→ Exercise requirements
Restate each line word for word. Leave out every picture.
━━━━
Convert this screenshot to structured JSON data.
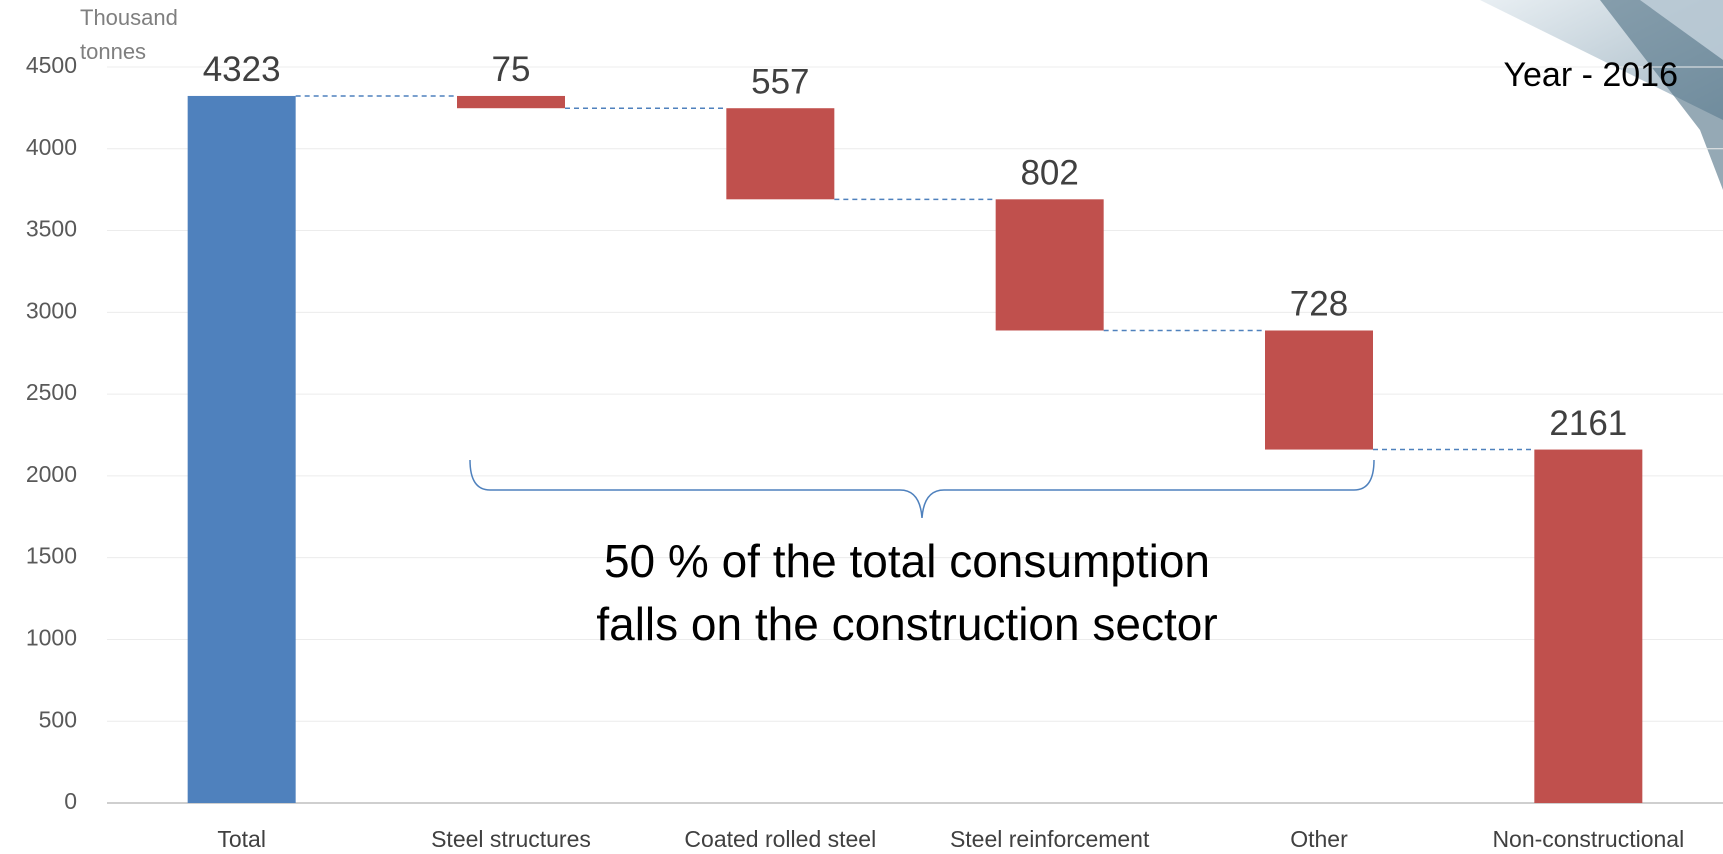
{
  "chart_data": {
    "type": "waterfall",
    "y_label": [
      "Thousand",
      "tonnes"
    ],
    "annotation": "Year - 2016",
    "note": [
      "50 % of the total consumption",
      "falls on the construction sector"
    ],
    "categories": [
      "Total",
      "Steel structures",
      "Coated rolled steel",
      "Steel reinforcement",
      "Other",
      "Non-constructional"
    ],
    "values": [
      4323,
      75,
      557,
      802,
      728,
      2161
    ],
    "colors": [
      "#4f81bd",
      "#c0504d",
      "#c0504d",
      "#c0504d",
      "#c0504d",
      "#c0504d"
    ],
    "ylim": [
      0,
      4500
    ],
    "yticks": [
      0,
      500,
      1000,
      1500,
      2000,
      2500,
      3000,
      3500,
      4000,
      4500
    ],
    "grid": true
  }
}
━━━━
→ Worked answer
Convert this screenshot to structured JSON data.
{
  "chart_data": {
    "type": "waterfall",
    "y_label": [
      "Thousand",
      "tonnes"
    ],
    "annotation": "Year - 2016",
    "note": [
      "50 % of the total consumption",
      "falls on the construction sector"
    ],
    "categories": [
      "Total",
      "Steel structures",
      "Coated rolled steel",
      "Steel reinforcement",
      "Other",
      "Non-constructional"
    ],
    "values": [
      4323,
      75,
      557,
      802,
      728,
      2161
    ],
    "colors": [
      "#4f81bd",
      "#c0504d",
      "#c0504d",
      "#c0504d",
      "#c0504d",
      "#c0504d"
    ],
    "ylim": [
      0,
      4500
    ],
    "yticks": [
      0,
      500,
      1000,
      1500,
      2000,
      2500,
      3000,
      3500,
      4000,
      4500
    ],
    "grid": true
  }
}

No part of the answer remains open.